◆ **Quoted passage**:
Before heading into the next section, I assume people wanting to leave the Cloud have already looked deep into their bills, usage history, and use cases to make simple cost-saving decisions such as:

  • Allocating reserved capacity for long-term requirements instead of using more expensive on-demand capacity.

  • Using a cost-per-invocation service (function or containers as a service) for low-volume operations instead of idling (and paying for) reserved capacity.

  • Work with the account manager to obtain volume-based discounts.

  • Use spot instances for workloads that can tolerate disruptions and don’t need stringent qualities of service - For Kubernetes shops, check out my posting on auto-scaling workloads using spot instances.

  • Hire a specialized Cloud cost-management consultancy. In many cases, their services may pay for themselves with savings within a couple of billing cycles.

After following these steps, you may still feel like your Cloud bill is too high and decide to plunge head-first into the next section. However, that migration will undoubtedly take a while. It never hurts to be spending less every month while your organization goes through that process.

◆ **Record set**:
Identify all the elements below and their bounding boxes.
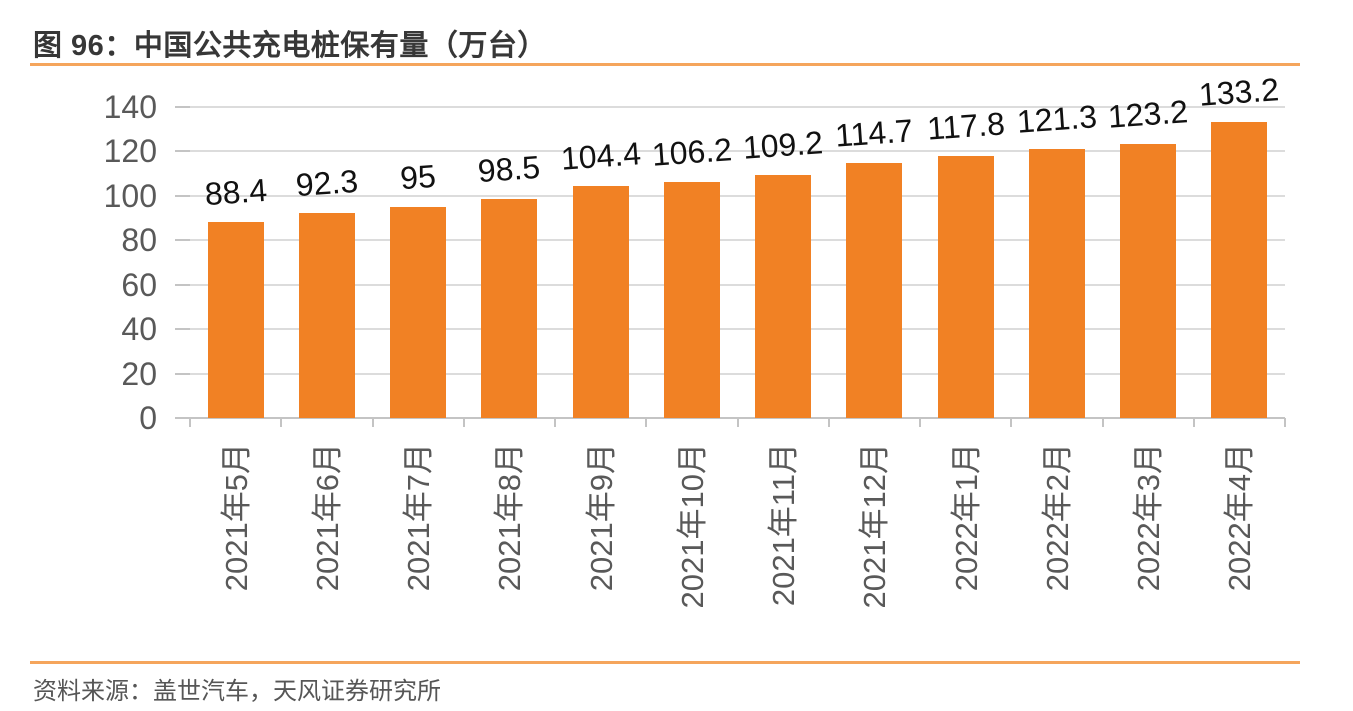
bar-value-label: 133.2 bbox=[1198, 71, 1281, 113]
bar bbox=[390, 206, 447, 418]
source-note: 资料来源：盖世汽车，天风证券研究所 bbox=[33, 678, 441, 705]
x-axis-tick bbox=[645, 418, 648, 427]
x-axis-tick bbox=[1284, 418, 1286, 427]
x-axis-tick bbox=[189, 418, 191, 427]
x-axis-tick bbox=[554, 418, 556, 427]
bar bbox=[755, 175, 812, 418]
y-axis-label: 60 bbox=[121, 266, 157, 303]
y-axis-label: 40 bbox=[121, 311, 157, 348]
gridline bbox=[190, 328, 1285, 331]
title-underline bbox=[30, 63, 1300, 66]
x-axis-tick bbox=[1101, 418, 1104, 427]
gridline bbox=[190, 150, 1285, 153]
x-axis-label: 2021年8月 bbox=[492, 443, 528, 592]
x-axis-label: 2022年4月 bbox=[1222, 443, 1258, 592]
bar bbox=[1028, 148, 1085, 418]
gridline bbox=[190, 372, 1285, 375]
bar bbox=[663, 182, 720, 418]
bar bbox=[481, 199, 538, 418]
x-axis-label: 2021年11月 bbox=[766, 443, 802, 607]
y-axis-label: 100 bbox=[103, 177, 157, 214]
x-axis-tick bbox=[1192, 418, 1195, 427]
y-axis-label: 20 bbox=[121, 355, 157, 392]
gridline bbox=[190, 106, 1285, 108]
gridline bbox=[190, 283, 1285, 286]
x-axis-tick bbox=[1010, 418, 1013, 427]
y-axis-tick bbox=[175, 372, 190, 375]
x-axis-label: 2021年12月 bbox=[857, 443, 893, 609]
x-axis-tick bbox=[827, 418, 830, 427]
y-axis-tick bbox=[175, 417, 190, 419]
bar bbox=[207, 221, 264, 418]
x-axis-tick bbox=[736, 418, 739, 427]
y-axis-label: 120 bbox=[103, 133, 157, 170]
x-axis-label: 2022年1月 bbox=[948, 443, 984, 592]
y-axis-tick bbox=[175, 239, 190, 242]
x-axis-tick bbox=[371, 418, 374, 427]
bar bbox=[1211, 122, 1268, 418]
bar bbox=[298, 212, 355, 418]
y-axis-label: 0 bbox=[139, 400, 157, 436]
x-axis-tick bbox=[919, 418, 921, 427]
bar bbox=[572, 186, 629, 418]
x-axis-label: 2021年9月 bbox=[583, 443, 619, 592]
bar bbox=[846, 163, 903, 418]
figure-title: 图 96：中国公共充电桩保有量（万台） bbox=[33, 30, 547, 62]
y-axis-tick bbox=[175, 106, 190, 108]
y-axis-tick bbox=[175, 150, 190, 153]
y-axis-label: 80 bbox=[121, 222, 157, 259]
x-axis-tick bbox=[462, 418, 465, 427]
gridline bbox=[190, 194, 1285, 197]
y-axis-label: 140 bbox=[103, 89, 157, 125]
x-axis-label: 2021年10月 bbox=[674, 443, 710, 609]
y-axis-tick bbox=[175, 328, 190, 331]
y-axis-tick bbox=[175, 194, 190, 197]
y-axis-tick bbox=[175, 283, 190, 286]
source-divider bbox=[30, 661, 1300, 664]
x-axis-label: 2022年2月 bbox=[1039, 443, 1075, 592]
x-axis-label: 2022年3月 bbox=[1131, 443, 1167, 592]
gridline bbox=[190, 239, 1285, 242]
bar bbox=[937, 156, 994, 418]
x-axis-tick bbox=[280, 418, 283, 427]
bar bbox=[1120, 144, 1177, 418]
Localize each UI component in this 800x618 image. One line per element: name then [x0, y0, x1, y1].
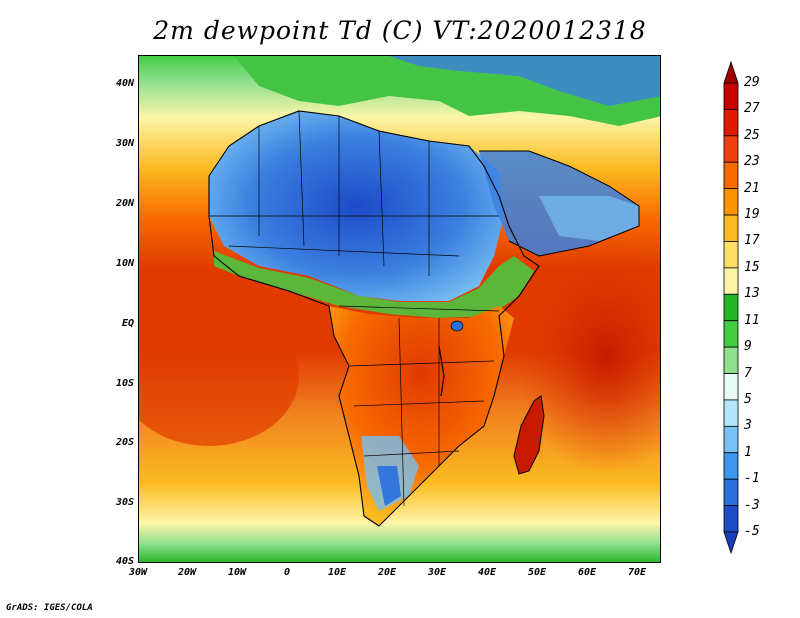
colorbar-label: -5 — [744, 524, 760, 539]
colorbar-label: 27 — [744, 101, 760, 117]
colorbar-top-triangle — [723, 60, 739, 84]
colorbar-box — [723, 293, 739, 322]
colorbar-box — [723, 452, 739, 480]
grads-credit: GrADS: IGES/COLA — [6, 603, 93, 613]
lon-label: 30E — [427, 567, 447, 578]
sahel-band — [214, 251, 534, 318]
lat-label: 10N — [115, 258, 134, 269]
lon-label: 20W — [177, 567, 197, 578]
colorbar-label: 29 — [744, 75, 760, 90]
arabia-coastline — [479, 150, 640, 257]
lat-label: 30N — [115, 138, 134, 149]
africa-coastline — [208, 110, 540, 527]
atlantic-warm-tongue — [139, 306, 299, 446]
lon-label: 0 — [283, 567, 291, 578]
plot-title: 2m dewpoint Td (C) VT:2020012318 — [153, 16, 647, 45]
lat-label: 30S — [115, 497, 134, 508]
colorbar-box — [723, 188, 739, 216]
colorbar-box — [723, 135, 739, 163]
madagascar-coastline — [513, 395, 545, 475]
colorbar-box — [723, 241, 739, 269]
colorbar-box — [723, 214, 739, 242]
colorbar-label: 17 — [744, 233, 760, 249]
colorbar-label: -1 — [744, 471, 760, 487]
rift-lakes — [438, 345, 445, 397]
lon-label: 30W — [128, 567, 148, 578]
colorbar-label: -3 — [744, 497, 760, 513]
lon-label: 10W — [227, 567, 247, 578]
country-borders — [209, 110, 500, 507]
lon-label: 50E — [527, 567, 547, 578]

◆ **Work to complete**:
A) From the cloud cost-saving passage, copy the stretch from "Before heading into" through "of billing cycles." word for word.
B) Continue the cloud cost-saving passage from its last sentence, leaving the records aside.

◆ **Task-by-task answers**:
A)
Before heading into the next section, I assume people wanting to leave the Cloud have already looked deep into their bills, usage history, and use cases to make simple cost-saving decisions such as:

  • Allocating reserved capacity for long-term requirements instead of using more expensive on-demand capacity.

  • Using a cost-per-invocation service (function or containers as a service) for low-volume operations instead of idling (and paying for) reserved capacity.

  • Work with the account manager to obtain volume-based discounts.

  • Use spot instances for workloads that can tolerate disruptions and don’t need stringent qualities of service - For Kubernetes shops, check out my posting on auto-scaling workloads using spot instances.

  • Hire a specialized Cloud cost-management consultancy. In many cases, their services may pay for themselves with savings within a couple of billing cycles.

B)
“That is it! We are leaving the Cloud!”

When virtually every company in the world has a Cloud footprint, isolated opinions quickly form an undercurrent. And that undercurrent is that using Cloud resources has become too expensive.

More recently, Basecamp reignited (or maybe helped coalesce) the debate with this blog posting about leaving the Cloud. You can listen to the companion podcast episode adding more context about the impending departure.

However, both the posting and the podcast need more details about their current and future system architecture.

“Future system architecture, you say?”

Yes. Architecture and costs go hand-in-hand. I am not privy to the technical details behind Basecamp’s move. Still, they talk about cutting the costs of using services like AWS RDS (database) and ES (search,) for which they will need to find replacements.

Three people walk away from a now-empty Cloud data center. On the farthest left, a developer carries a laptop. Behind him, a system administrator drags a dolly with four servers on top. Bringing in the rear, the finance person carries a bag of money on his back.
Development, operations, and product managers must travel and arrive together on their journey back to on-premises deployment.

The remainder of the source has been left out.